**Aim A:** Copy out the rows from the line with "brand-name-cn: 国家药品监督管理局 bbox=[54, 20, 235, 42]" up to and including the line with "detail-table: 注册证编号 京械注准20222060209", reproducing each line unchanged.

**Quoted text:**
• • • •

Then there’s the literal recreation of film memories. Pre-1975 life is remembered as a time of plenty (“I remember abundance,” the narrator recalls), whether in the quotidian rituals of family and home life, or in a scene from an elaborately crafted film set (pictured above: incidentally, Cambodia’s King Norodom Sihanouk, whom the Khmer Rouge ousted, was a cinema fanatic). The motif returns in a later scene, this time within the indoctrination camps, where screenings of official documentaries concluded slavish working days in the fields (“the colour has vanished”: pictured below).
There are recurring long shots of waves battering a coastline, playing perhaps on the idea that this water is washing away the images, the “pictures” (echoing somehow what Doris Lessing wrote, in a literary context, about the mujahedin war in Afghanistan, “the wind blows away our words”). Against all the destruction, the desecration of the rich tones of life into chilly black and white propaganda, there is set the personal recreation of that world, reconstituted in the coloured clay figures that people the panoramas in which they are placed, motionless as the camera weaves between them.

• • • •

**Aim B:** Write a continuation of the passage on film memories of pre-1975 Cambodia, picking up after its final sentence.

• • • •

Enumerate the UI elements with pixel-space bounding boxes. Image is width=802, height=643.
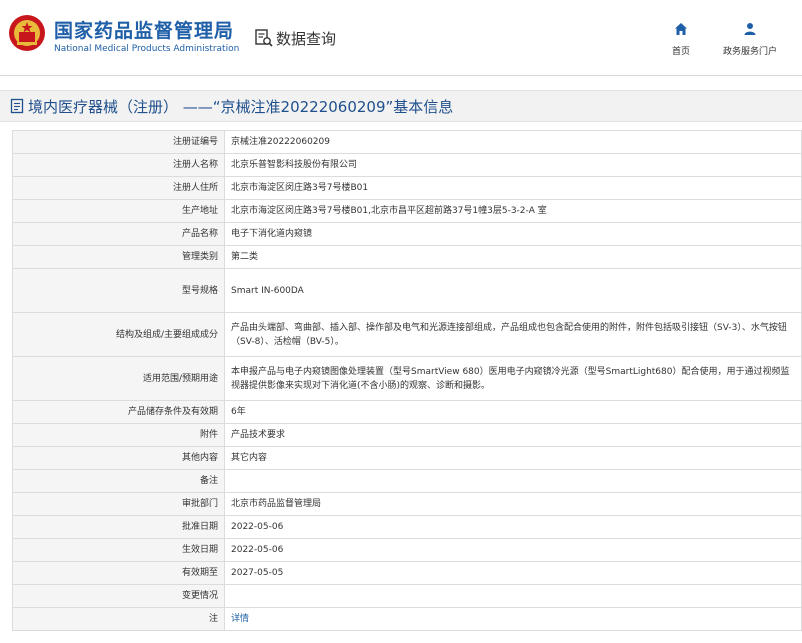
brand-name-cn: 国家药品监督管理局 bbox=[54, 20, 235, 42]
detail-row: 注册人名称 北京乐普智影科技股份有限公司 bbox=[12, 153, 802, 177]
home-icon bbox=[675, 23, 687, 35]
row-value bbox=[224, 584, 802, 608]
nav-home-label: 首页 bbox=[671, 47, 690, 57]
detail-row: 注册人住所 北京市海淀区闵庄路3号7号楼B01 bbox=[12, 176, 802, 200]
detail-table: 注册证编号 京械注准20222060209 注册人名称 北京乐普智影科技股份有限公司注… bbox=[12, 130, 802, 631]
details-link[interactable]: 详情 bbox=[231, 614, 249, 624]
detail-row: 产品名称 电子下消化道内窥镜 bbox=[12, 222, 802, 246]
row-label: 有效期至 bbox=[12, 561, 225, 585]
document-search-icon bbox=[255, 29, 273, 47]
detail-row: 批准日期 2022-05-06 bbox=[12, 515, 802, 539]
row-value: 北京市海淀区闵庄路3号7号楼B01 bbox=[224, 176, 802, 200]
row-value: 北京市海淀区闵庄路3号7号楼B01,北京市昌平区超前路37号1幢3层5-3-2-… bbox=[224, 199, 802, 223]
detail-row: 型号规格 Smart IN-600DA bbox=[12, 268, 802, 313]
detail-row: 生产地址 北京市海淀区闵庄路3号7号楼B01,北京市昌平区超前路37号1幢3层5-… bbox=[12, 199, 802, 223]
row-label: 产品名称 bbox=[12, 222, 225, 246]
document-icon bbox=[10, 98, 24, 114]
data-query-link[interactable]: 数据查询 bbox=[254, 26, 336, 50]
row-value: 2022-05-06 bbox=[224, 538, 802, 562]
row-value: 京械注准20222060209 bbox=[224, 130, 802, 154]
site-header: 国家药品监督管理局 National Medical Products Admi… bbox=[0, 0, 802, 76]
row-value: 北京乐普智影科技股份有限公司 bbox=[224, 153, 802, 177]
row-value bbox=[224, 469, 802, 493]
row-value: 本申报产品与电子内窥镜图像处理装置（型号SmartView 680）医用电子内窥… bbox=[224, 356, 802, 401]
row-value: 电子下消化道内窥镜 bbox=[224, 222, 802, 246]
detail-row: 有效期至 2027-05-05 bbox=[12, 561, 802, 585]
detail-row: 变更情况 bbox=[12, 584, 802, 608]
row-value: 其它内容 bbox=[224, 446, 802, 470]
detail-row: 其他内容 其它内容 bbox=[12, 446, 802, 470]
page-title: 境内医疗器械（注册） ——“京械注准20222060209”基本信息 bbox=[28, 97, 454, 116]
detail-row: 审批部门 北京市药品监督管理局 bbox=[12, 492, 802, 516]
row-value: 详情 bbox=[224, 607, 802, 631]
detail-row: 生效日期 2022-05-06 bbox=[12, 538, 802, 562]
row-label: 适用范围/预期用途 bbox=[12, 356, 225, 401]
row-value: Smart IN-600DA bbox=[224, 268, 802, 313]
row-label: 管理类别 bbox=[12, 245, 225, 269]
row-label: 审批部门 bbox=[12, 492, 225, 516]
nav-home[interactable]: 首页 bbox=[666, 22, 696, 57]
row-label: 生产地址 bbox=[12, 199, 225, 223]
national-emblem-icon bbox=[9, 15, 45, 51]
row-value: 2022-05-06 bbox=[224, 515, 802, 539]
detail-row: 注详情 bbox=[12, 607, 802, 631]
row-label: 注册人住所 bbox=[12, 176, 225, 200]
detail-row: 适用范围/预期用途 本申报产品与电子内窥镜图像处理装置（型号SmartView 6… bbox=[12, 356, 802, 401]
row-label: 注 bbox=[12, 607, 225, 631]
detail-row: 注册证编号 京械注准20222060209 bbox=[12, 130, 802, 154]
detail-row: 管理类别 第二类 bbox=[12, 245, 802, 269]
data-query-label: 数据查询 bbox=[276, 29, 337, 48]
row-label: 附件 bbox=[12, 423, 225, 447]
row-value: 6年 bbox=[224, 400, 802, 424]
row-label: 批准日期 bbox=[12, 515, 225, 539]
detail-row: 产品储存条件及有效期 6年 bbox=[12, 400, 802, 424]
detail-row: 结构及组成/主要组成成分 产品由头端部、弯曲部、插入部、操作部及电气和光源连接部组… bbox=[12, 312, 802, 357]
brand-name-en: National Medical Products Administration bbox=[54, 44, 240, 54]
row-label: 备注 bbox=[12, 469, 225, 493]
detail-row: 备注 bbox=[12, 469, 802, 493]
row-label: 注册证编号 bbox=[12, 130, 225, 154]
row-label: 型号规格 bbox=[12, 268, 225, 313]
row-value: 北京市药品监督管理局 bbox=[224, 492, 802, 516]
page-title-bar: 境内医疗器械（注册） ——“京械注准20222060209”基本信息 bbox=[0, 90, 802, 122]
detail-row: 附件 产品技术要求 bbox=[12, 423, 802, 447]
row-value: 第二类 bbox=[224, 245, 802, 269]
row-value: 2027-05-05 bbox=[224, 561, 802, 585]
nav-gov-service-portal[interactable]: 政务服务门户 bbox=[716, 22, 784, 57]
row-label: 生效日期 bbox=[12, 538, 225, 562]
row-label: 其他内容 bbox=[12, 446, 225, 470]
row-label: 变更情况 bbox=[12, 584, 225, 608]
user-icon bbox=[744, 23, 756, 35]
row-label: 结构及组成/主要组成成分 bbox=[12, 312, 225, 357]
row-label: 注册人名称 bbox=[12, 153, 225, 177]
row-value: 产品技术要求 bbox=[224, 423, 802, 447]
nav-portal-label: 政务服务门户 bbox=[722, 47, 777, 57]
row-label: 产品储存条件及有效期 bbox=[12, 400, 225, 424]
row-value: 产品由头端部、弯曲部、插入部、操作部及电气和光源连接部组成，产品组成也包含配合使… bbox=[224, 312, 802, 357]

• • • •

**Result A:**
brand-name-cn: 国家药品监督管理局 bbox=[54, 20, 235, 42]
detail-row: 注册人名称 北京乐普智影科技股份有限公司 bbox=[12, 153, 802, 177]
home-icon bbox=[675, 23, 687, 35]
row-value bbox=[224, 584, 802, 608]
nav-home-label: 首页 bbox=[671, 47, 690, 57]
detail-row: 注册人住所 北京市海淀区闵庄路3号7号楼B01 bbox=[12, 176, 802, 200]
detail-table: 注册证编号 京械注准20222060209 注册人名称 北京乐普智影科技股份有限公司注… bbox=[12, 130, 802, 631]

**Result B:**
Somewhere in there, too, remains the responsibility of the artist to survive, as Panh did, to tell the story. To assimilate and reject the false images, to create the new images – to reach a personal viewpoint. Which may involve admitting, finally, that there will always be a “missing picture”.
If all that sounds abstract, theoretical, it’s not. The Missing Picture is a cinematic experience that opens up, rather than closes down its material, and affirms humanity against all terrible odds.